**Goal of the exercise:** Count the lines in the data below that contain the word "Values". Give only the number.

** begin Supplied entries **

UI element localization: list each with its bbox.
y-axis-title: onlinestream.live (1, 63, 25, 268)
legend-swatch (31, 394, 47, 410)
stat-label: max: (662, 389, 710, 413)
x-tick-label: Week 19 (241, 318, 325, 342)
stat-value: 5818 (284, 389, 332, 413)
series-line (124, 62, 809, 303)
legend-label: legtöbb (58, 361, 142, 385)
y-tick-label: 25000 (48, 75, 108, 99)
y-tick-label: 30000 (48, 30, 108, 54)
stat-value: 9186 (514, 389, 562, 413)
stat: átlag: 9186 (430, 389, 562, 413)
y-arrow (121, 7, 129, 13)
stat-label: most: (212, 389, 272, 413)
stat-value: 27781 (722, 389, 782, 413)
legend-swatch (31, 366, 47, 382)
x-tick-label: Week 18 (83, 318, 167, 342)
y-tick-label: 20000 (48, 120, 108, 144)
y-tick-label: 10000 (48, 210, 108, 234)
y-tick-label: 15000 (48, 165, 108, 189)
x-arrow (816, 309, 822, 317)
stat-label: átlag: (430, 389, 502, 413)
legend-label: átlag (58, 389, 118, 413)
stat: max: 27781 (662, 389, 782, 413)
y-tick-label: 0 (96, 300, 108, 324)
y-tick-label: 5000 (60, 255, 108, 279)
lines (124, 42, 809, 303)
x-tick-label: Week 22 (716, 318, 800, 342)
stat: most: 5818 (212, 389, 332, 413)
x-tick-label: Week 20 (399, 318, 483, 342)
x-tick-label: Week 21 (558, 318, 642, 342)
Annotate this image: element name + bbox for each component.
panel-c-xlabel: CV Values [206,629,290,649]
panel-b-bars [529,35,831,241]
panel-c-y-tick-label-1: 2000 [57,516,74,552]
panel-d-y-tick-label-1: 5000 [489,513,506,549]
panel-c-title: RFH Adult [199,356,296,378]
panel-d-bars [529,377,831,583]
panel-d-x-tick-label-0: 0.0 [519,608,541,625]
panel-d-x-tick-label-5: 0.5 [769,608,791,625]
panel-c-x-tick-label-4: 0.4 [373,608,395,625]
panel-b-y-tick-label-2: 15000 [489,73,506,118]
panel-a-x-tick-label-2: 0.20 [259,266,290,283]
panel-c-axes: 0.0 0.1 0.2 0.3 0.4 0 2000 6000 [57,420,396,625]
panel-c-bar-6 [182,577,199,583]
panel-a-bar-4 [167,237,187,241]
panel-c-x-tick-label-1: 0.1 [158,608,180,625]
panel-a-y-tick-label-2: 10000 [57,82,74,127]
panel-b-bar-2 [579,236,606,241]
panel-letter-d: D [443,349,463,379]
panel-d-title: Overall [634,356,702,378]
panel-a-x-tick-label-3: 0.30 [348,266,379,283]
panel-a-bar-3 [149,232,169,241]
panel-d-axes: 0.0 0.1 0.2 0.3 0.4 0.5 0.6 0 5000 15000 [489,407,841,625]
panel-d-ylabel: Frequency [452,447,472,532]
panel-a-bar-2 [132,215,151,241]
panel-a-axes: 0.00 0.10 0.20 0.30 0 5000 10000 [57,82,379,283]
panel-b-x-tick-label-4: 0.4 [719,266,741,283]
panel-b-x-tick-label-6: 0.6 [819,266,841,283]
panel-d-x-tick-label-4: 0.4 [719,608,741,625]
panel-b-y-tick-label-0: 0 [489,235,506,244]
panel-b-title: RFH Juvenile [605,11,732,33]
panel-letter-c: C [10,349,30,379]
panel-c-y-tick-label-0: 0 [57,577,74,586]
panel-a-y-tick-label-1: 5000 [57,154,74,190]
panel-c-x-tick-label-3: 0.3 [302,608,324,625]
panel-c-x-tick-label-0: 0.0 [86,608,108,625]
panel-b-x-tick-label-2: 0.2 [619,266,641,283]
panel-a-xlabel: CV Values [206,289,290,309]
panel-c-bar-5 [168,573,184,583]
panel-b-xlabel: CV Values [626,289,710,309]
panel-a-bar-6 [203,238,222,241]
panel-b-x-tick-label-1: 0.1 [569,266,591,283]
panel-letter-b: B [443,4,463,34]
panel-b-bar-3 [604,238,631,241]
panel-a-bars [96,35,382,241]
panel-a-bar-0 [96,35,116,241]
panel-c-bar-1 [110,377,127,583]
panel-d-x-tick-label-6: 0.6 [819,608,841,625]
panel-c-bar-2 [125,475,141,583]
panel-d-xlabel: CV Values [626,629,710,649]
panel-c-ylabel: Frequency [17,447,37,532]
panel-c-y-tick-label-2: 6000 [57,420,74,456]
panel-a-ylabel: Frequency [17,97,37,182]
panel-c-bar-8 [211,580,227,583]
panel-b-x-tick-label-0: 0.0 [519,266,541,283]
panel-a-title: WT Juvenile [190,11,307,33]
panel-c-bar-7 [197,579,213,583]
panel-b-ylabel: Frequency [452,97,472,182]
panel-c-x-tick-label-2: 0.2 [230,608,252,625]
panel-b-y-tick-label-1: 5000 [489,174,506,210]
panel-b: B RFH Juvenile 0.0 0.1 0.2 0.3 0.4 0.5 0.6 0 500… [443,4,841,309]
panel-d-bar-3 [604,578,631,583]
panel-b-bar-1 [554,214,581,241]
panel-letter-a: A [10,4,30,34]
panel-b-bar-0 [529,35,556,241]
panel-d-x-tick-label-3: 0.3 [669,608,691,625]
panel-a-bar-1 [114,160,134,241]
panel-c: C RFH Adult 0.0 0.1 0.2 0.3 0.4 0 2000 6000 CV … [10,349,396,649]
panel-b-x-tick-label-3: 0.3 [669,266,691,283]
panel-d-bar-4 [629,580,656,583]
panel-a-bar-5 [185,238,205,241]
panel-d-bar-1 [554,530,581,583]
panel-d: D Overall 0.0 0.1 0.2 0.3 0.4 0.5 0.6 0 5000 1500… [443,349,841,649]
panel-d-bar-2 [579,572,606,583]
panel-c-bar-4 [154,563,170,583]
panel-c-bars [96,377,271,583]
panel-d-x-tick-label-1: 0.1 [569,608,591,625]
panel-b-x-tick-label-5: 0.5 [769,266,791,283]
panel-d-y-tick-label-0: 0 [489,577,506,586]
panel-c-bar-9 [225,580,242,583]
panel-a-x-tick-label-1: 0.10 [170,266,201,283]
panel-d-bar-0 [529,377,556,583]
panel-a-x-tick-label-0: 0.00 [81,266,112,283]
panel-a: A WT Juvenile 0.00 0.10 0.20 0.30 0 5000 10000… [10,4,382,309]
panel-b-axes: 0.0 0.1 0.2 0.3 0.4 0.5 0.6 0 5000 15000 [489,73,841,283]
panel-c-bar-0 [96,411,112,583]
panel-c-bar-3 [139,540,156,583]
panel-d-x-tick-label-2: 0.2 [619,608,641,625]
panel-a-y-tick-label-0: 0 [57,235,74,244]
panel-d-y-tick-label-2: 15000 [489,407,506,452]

** end Supplied entries **

**Task result:** 4